[TASK LIST]:
1. Answer these questions from the model guide:
(a) What size is listed for TinyLlama?
(b) What range is given for `top_p`?
(c) What are Modelfiles said to be similar to?
2. Duplicate the listing lines from the line with "- discount-value: 38%: [1189, 416, 1226, 438]" up to and including the line with "- toggle-icon: [460, 324, 479, 336]".

[Start SOURCE EXTRACT]

General-Purpose Models

Model	Size	Description	Command
Llama 2	7B to 70B	Meta’s general-purpose model	`ollama pull llama2`
Mistral	7B	High-quality open-source model	`ollama pull mistral`
Mixtral	8x7B	Mixture-of-experts model	`ollama pull mixtral`
Phi-2	2.7B	Microsoft’s compact model	`ollama pull phi`
Neural Chat	7B	Optimized for chat	`ollama pull neural-chat`
Vicuna	7B to 33B	Fine-tuned LLaMa model	`ollama pull vicuna`

Code-Specialized Models

Model	Size	Description	Command
CodeLlama	7B to 34B	Code-focused Llama variant	`ollama pull codellama`
WizardCoder	7B to 34B	Fine-tuned for code tasks	`ollama pull wizardcoder`
DeepSeek Coder	6.7B to 33B	Specialized for code	`ollama pull deepseek-coder`

Small/Efficient Models

Model	Size	Description	Command
TinyLlama	1.1B	Compact model for limited resources	`ollama pull tinyllama`
Gemma	2B to 7B	Google’s lightweight model	`ollama pull gemma`
Phi-2	2.7B	Efficient and compact	`ollama pull phi`

Multilingual Models

Model	Description	Command
BLOOM	Multilingual capabilities	`ollama pull bloom`
Qwen	Chinese and English	`ollama pull qwen`
Japanese Stable LM	Japanese language	`ollama pull stablej`

Model Management

Listing Models

# List all downloaded models
ollama list

Pulling Models

# Pull a specific model version
ollama pull mistral:7b-v0.1

Removing Models

# Remove a model
ollama rm mistral

Model Parameters

Control model behavior with these parameters:

Parameter	Description	Range
`temperature`	Controls randomness	0.0 - 2.0
`top_p`	Nucleus sampling threshold	0.0 - 1.0
`top_k`	Limits vocabulary to top K tokens	1 - 100+
`context_length`	Maximum context window size	Model dependent
`seed`	Random seed for reproducibility	Any integer

Example usage:

# Run a model with specific parameters
ollama run mistral --temperature 0.7 --top_p 0.9

Customizing Models with Modelfiles

Ollama uses Modelfiles (similar to Dockerfiles) to create custom model configurations.

[End SOURCE EXTRACT]
[Start SUPPLIED MATERIAL]

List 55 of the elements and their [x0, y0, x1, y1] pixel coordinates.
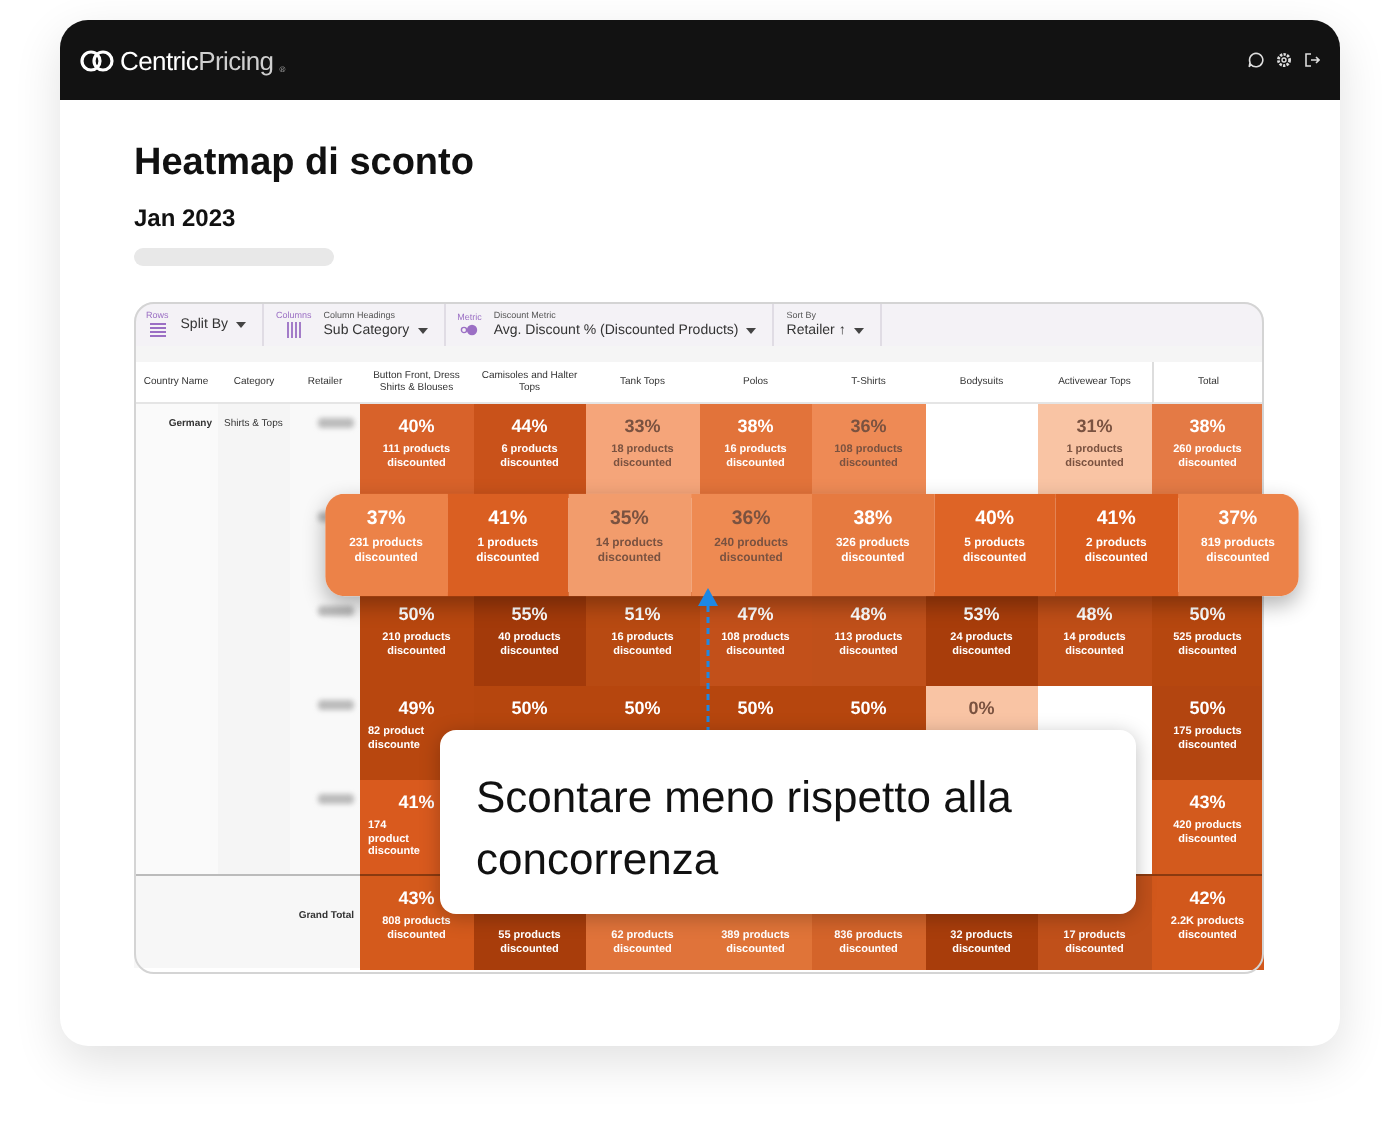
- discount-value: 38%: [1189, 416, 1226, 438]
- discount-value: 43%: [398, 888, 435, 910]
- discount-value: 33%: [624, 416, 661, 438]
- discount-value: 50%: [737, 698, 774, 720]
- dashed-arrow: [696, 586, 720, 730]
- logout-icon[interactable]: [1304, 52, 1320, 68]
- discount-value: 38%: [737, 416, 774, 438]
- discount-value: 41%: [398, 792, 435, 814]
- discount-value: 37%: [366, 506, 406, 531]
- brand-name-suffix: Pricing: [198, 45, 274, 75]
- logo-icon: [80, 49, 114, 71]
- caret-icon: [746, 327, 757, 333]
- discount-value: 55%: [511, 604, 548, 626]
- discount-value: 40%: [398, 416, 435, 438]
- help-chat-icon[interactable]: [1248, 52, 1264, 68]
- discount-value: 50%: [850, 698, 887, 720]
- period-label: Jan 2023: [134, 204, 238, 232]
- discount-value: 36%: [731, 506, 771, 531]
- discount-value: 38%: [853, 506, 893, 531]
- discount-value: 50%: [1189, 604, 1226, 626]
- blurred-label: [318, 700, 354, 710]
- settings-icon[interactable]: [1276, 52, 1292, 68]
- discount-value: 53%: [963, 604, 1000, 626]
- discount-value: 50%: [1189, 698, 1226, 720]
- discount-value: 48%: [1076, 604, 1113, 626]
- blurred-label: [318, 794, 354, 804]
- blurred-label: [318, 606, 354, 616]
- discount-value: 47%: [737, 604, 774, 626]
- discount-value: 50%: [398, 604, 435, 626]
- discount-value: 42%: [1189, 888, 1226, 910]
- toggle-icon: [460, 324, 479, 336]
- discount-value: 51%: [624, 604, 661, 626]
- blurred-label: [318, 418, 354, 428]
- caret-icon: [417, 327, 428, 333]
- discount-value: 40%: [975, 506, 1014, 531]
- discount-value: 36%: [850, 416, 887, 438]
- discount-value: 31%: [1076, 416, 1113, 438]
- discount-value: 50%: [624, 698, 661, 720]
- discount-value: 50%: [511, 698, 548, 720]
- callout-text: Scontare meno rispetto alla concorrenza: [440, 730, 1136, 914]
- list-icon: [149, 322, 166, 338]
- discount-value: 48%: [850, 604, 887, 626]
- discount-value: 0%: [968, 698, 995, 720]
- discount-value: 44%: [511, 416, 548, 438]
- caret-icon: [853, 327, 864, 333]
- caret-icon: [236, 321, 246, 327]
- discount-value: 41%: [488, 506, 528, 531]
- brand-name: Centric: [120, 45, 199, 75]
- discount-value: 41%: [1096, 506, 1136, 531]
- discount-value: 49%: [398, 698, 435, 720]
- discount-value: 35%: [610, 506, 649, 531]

[End SUPPLIED MATERIAL]

[SET OF ANSWERS]:
1.
(a) 1.1B
(b) 0.0 - 1.0
(c) Dockerfiles

2.
- discount-value: 38%: [1189, 416, 1226, 438]
- discount-value: 43%: [398, 888, 435, 910]
- discount-value: 33%: [624, 416, 661, 438]
- discount-value: 50%: [737, 698, 774, 720]
- dashed-arrow: [696, 586, 720, 730]
- logout-icon[interactable]: [1304, 52, 1320, 68]
- discount-value: 38%: [737, 416, 774, 438]
- discount-value: 41%: [398, 792, 435, 814]
- discount-value: 37%: [366, 506, 406, 531]
- brand-name-suffix: Pricing: [198, 45, 274, 75]
- logo-icon: [80, 49, 114, 71]
- caret-icon: [746, 327, 757, 333]
- discount-value: 55%: [511, 604, 548, 626]
- discount-value: 40%: [398, 416, 435, 438]
- help-chat-icon[interactable]: [1248, 52, 1264, 68]
- discount-value: 50%: [850, 698, 887, 720]
- period-label: Jan 2023: [134, 204, 238, 232]
- discount-value: 36%: [731, 506, 771, 531]
- discount-value: 38%: [853, 506, 893, 531]
- discount-value: 50%: [1189, 604, 1226, 626]
- blurred-label: [318, 700, 354, 710]
- settings-icon[interactable]: [1276, 52, 1292, 68]
- discount-value: 53%: [963, 604, 1000, 626]
- discount-value: 50%: [1189, 698, 1226, 720]
- discount-value: 48%: [1076, 604, 1113, 626]
- blurred-label: [318, 794, 354, 804]
- blurred-label: [318, 606, 354, 616]
- discount-value: 47%: [737, 604, 774, 626]
- discount-value: 50%: [398, 604, 435, 626]
- discount-value: 42%: [1189, 888, 1226, 910]
- toggle-icon: [460, 324, 479, 336]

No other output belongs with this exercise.